WORK TO BE COMPLETED: Edit the records below so that every occurrence of "bubble-tail" reads "bubble-pointer". Leave everything else unchanged.

### RECORDS FOR PROCESSING

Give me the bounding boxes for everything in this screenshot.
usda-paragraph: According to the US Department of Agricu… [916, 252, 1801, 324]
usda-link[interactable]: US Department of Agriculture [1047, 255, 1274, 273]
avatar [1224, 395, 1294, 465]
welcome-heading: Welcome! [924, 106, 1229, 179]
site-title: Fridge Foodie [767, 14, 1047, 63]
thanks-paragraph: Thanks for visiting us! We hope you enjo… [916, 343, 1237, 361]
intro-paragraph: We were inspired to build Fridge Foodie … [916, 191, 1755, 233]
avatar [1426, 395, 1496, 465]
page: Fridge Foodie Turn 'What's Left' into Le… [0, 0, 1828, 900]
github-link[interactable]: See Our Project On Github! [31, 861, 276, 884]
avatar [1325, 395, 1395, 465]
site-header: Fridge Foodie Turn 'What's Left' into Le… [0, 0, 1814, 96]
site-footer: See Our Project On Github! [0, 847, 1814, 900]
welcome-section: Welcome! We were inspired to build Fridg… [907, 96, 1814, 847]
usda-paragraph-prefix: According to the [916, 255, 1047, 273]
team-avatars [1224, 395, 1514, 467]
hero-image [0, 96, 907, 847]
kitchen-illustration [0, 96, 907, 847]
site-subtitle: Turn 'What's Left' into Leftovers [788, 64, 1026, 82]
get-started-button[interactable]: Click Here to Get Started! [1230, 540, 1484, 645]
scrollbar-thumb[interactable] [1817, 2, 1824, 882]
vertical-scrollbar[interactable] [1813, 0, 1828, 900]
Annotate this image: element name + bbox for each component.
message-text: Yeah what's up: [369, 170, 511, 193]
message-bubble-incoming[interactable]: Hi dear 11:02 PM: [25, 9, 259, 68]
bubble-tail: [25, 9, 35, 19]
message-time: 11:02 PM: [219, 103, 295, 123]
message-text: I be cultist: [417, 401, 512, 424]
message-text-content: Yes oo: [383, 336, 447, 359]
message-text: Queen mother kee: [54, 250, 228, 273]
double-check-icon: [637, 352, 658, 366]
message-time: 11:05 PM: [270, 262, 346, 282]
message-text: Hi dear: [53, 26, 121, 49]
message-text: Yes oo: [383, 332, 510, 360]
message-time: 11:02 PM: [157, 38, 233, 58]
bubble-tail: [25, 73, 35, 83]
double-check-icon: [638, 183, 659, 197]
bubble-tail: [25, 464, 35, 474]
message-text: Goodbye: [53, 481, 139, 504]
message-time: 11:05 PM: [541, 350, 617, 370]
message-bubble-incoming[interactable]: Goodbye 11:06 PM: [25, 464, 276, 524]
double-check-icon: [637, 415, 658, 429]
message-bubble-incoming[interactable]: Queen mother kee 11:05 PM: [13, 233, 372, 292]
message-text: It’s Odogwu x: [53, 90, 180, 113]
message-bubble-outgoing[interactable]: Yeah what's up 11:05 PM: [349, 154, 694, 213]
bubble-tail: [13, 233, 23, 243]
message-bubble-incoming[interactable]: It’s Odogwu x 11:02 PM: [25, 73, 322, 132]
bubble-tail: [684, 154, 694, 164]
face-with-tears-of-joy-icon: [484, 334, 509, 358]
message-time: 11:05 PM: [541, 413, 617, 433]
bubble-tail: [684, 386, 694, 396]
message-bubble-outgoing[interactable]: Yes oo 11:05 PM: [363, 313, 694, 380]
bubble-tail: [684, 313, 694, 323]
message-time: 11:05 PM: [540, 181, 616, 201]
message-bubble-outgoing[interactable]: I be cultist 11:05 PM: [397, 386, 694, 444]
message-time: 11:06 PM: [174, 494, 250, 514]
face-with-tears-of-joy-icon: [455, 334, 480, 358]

######

SOLUTION TO THE PROBLEM:
Give me the bounding boxes for everything in this screenshot.
usda-paragraph: According to the US Department of Agricu… [916, 252, 1801, 324]
usda-link[interactable]: US Department of Agriculture [1047, 255, 1274, 273]
avatar [1224, 395, 1294, 465]
welcome-heading: Welcome! [924, 106, 1229, 179]
site-title: Fridge Foodie [767, 14, 1047, 63]
thanks-paragraph: Thanks for visiting us! We hope you enjo… [916, 343, 1237, 361]
intro-paragraph: We were inspired to build Fridge Foodie … [916, 191, 1755, 233]
avatar [1426, 395, 1496, 465]
page: Fridge Foodie Turn 'What's Left' into Le… [0, 0, 1828, 900]
github-link[interactable]: See Our Project On Github! [31, 861, 276, 884]
avatar [1325, 395, 1395, 465]
site-header: Fridge Foodie Turn 'What's Left' into Le… [0, 0, 1814, 96]
site-footer: See Our Project On Github! [0, 847, 1814, 900]
welcome-section: Welcome! We were inspired to build Fridg… [907, 96, 1814, 847]
usda-paragraph-prefix: According to the [916, 255, 1047, 273]
team-avatars [1224, 395, 1514, 467]
hero-image [0, 96, 907, 847]
kitchen-illustration [0, 96, 907, 847]
site-subtitle: Turn 'What's Left' into Leftovers [788, 64, 1026, 82]
get-started-button[interactable]: Click Here to Get Started! [1230, 540, 1484, 645]
scrollbar-thumb[interactable] [1817, 2, 1824, 882]
vertical-scrollbar[interactable] [1813, 0, 1828, 900]
Annotate this image: element name + bbox for each component.
message-text: Yeah what's up: [369, 170, 511, 193]
message-bubble-incoming[interactable]: Hi dear 11:02 PM: [25, 9, 259, 68]
bubble-pointer: [25, 9, 35, 19]
message-time: 11:02 PM: [219, 103, 295, 123]
message-text: I be cultist: [417, 401, 512, 424]
message-text-content: Yes oo: [383, 336, 447, 359]
message-text: Queen mother kee: [54, 250, 228, 273]
double-check-icon: [637, 352, 658, 366]
message-time: 11:05 PM: [270, 262, 346, 282]
message-text: Hi dear: [53, 26, 121, 49]
message-text: Yes oo: [383, 332, 510, 360]
message-time: 11:02 PM: [157, 38, 233, 58]
bubble-pointer: [25, 73, 35, 83]
double-check-icon: [638, 183, 659, 197]
bubble-pointer: [25, 464, 35, 474]
message-text: Goodbye: [53, 481, 139, 504]
message-time: 11:05 PM: [541, 350, 617, 370]
message-bubble-incoming[interactable]: Goodbye 11:06 PM: [25, 464, 276, 524]
double-check-icon: [637, 415, 658, 429]
message-bubble-incoming[interactable]: Queen mother kee 11:05 PM: [13, 233, 372, 292]
message-text: It’s Odogwu x: [53, 90, 180, 113]
message-bubble-outgoing[interactable]: Yeah what's up 11:05 PM: [349, 154, 694, 213]
bubble-pointer: [13, 233, 23, 243]
message-bubble-incoming[interactable]: It’s Odogwu x 11:02 PM: [25, 73, 322, 132]
bubble-pointer: [684, 154, 694, 164]
face-with-tears-of-joy-icon: [484, 334, 509, 358]
message-time: 11:05 PM: [541, 413, 617, 433]
bubble-pointer: [684, 386, 694, 396]
message-bubble-outgoing[interactable]: Yes oo 11:05 PM: [363, 313, 694, 380]
bubble-pointer: [684, 313, 694, 323]
message-time: 11:05 PM: [540, 181, 616, 201]
message-bubble-outgoing[interactable]: I be cultist 11:05 PM: [397, 386, 694, 444]
message-time: 11:06 PM: [174, 494, 250, 514]
face-with-tears-of-joy-icon: [455, 334, 480, 358]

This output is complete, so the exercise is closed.